**DIRECTIONS**
Transcribe only the stretch of lines that opens with the line containing "Give me a plain-text" and closes with the last line of the listing, skipping pictures.

**RECORDS SHOWN**

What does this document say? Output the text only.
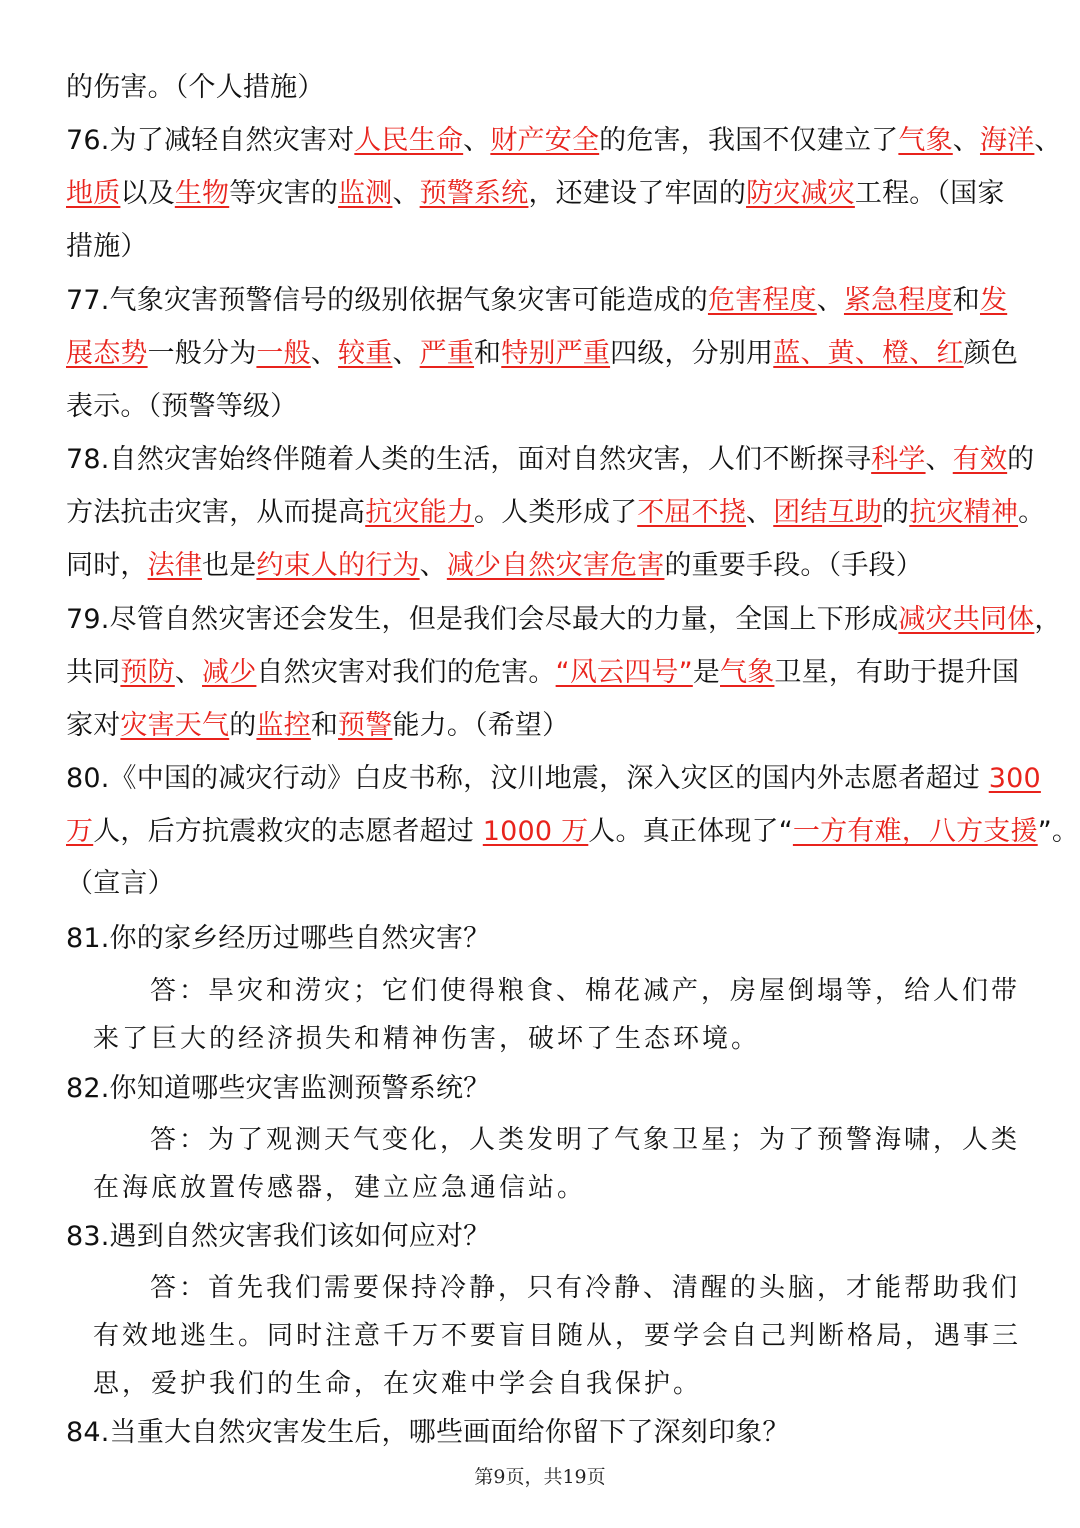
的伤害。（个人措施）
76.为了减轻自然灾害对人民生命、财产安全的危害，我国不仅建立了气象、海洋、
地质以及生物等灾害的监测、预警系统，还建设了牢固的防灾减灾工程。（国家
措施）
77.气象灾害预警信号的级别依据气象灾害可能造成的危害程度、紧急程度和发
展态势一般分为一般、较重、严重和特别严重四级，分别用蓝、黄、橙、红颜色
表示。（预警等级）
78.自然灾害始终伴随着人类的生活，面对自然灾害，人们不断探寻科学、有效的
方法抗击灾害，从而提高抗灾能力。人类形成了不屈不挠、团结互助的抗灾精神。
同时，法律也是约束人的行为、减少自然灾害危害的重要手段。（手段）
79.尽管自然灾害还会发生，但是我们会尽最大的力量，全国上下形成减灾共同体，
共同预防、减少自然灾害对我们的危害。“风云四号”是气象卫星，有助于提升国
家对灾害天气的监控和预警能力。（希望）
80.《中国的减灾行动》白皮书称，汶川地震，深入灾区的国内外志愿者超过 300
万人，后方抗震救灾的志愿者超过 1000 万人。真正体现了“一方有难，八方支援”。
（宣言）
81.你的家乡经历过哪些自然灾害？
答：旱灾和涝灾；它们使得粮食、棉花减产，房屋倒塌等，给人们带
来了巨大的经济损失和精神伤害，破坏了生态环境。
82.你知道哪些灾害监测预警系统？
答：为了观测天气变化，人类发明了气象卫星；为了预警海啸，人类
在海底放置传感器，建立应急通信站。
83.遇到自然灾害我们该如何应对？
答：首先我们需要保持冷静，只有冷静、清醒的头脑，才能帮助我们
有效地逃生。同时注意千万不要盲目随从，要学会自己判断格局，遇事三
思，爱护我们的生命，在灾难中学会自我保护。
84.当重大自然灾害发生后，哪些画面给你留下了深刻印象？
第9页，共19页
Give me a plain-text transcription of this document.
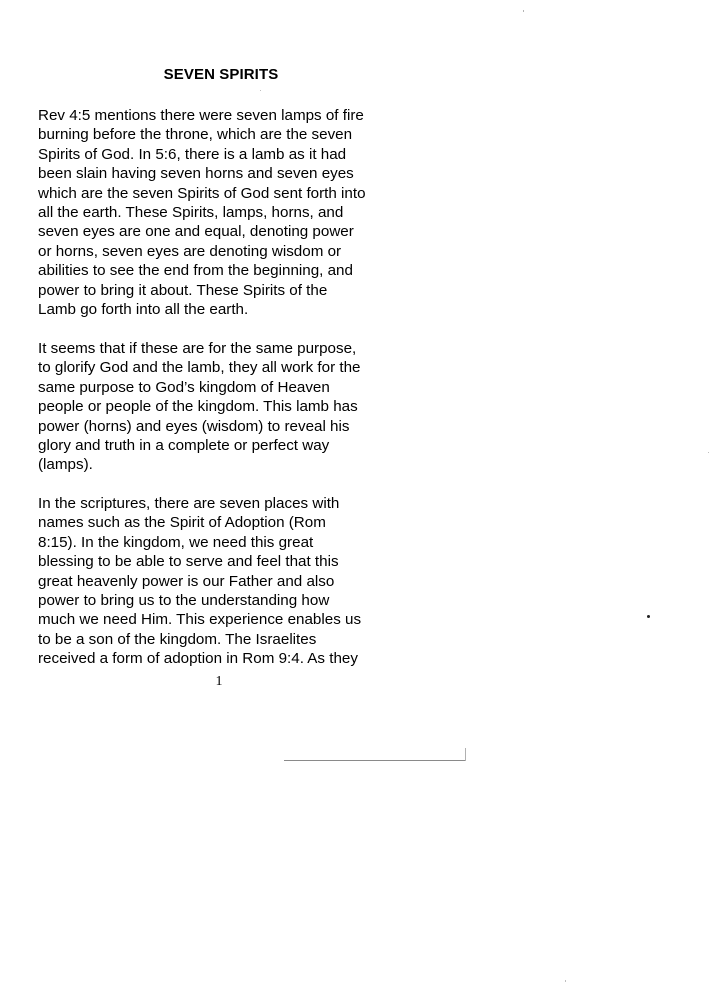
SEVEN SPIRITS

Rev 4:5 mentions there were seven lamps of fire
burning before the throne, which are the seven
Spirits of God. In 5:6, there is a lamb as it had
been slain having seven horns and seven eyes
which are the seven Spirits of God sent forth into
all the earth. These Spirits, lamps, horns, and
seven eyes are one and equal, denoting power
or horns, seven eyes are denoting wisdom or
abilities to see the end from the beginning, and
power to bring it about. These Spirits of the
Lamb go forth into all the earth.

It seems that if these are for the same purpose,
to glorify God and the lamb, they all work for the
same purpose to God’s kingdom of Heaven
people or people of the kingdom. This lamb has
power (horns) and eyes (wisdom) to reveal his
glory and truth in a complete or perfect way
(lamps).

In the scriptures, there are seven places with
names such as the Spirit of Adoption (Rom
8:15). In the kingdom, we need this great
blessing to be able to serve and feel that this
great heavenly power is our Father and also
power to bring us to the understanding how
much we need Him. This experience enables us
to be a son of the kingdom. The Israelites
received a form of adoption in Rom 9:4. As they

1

**FINAL RESULT**
Give me a plain-text transcription of this document.
SEVEN SPIRITS

Rev 4:5 mentions there were seven lamps of fire
burning before the throne, which are the seven
Spirits of God. In 5:6, there is a lamb as it had
been slain having seven horns and seven eyes
which are the seven Spirits of God sent forth into
all the earth. These Spirits, lamps, horns, and
seven eyes are one and equal, denoting power
or horns, seven eyes are denoting wisdom or
abilities to see the end from the beginning, and
power to bring it about. These Spirits of the
Lamb go forth into all the earth.

It seems that if these are for the same purpose,
to glorify God and the lamb, they all work for the
same purpose to God’s kingdom of Heaven
people or people of the kingdom. This lamb has
power (horns) and eyes (wisdom) to reveal his
glory and truth in a complete or perfect way
(lamps).

In the scriptures, there are seven places with
names such as the Spirit of Adoption (Rom
8:15). In the kingdom, we need this great
blessing to be able to serve and feel that this
great heavenly power is our Father and also
power to bring us to the understanding how
much we need Him. This experience enables us
to be a son of the kingdom. The Israelites
received a form of adoption in Rom 9:4. As they

1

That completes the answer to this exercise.